■ Task to carry out
Using the data beneath, show every line that includes the word "subordinates".
+++ Material for this task +++
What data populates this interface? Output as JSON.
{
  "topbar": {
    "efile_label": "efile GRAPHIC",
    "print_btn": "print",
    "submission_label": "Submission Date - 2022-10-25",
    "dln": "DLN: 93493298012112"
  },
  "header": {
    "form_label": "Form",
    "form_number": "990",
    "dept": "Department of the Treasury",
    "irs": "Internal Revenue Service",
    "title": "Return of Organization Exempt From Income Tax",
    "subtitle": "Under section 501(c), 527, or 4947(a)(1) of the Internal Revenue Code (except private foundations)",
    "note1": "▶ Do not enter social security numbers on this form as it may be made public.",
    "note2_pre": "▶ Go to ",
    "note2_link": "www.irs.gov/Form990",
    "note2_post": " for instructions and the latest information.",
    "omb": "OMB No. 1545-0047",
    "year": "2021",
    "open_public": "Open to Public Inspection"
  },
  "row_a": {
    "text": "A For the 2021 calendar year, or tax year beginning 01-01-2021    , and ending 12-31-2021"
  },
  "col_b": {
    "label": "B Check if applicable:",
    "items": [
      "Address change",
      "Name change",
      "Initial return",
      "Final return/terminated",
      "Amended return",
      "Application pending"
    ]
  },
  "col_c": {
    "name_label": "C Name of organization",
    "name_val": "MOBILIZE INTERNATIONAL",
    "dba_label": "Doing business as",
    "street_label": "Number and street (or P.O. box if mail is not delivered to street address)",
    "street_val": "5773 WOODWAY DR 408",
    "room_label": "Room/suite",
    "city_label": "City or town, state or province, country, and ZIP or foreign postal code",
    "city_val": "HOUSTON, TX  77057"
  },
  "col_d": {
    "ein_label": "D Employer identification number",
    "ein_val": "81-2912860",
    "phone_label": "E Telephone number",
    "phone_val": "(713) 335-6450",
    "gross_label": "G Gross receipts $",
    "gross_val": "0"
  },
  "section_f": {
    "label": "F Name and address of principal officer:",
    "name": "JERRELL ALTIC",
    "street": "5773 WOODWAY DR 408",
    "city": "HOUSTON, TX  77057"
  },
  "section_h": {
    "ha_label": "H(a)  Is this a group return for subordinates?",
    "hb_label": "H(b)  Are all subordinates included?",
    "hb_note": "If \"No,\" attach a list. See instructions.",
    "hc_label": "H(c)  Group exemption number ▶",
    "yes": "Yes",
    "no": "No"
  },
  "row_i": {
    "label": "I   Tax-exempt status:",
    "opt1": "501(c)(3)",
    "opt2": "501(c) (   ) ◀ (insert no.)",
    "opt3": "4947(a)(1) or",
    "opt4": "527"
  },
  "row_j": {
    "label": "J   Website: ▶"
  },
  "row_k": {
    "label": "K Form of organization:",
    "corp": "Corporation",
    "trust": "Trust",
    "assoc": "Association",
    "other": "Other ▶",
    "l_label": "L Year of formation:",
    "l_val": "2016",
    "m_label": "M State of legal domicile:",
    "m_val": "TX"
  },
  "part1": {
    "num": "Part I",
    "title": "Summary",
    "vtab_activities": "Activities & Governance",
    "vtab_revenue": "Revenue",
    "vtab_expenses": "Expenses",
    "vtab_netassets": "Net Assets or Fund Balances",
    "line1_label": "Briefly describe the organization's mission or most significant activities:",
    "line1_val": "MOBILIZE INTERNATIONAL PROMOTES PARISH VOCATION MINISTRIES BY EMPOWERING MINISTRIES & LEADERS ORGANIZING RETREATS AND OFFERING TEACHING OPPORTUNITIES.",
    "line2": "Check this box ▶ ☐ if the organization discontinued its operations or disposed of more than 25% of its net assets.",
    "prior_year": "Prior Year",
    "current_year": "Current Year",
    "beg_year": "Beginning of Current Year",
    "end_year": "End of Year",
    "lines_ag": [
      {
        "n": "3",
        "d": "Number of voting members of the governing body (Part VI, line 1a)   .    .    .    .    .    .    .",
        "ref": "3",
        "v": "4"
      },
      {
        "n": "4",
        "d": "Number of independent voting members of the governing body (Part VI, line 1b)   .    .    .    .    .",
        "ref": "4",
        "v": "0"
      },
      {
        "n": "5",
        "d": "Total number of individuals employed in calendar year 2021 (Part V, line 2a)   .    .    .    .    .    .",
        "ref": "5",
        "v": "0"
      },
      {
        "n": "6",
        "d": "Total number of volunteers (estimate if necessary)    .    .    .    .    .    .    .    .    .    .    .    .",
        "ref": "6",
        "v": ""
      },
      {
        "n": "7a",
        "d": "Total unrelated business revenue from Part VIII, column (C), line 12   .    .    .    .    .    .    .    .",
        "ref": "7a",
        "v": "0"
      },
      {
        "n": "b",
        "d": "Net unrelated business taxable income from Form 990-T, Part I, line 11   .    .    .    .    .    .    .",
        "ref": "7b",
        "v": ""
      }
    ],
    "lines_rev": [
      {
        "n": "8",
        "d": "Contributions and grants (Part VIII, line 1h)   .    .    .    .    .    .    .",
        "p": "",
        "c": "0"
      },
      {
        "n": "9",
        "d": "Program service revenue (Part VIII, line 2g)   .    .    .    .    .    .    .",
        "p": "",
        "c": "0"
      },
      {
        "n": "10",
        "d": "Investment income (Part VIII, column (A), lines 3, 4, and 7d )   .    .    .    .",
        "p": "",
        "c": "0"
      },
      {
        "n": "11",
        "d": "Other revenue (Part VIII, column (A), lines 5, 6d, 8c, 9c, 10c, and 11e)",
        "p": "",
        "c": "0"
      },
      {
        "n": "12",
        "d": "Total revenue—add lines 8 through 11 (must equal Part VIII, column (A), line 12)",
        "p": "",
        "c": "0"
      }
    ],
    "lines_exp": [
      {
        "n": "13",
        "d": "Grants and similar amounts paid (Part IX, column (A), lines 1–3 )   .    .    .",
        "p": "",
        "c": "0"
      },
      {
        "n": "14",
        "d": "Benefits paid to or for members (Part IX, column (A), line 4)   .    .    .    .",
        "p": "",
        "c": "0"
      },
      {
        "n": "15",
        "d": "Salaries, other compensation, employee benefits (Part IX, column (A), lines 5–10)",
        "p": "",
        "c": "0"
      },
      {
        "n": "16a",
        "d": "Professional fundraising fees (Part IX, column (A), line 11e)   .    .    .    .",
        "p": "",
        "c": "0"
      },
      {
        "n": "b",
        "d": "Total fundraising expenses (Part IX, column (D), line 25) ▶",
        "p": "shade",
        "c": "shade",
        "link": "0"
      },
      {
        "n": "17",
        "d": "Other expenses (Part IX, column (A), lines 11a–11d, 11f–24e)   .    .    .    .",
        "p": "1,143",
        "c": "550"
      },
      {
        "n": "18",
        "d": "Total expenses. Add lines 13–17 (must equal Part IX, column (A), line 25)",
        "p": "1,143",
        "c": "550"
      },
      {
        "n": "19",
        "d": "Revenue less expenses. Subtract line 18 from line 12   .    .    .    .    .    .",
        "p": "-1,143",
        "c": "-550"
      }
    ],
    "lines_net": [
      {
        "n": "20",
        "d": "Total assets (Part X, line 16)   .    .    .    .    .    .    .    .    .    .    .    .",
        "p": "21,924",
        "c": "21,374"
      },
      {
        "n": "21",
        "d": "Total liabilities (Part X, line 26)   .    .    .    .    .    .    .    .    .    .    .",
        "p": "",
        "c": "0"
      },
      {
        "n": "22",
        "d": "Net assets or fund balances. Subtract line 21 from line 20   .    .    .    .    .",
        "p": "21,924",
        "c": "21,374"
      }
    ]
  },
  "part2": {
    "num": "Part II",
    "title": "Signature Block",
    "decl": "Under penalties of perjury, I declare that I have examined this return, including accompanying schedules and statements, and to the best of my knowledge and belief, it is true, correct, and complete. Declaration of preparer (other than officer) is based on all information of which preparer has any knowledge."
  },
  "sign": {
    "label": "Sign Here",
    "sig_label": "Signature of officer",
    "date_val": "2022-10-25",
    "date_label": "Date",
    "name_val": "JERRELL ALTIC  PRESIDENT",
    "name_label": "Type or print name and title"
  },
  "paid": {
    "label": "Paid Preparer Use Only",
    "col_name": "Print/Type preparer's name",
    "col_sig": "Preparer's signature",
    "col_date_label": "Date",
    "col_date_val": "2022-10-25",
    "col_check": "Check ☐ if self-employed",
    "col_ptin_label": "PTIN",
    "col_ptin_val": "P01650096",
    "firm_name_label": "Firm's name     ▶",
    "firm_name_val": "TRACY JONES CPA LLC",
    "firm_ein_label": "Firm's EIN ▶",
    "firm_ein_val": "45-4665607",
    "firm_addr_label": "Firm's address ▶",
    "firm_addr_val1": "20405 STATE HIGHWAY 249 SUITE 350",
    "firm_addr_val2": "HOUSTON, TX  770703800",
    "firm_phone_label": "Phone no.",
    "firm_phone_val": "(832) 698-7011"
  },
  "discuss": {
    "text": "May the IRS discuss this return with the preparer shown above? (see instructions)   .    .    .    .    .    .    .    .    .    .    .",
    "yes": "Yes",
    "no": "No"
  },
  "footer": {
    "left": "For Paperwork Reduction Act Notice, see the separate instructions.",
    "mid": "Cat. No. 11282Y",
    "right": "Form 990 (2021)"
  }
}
+++
■ Solution for this exercise
    "ha_label": "H(a)  Is this a group return for subordinates?",
    "hb_label": "H(b)  Are all subordinates included?",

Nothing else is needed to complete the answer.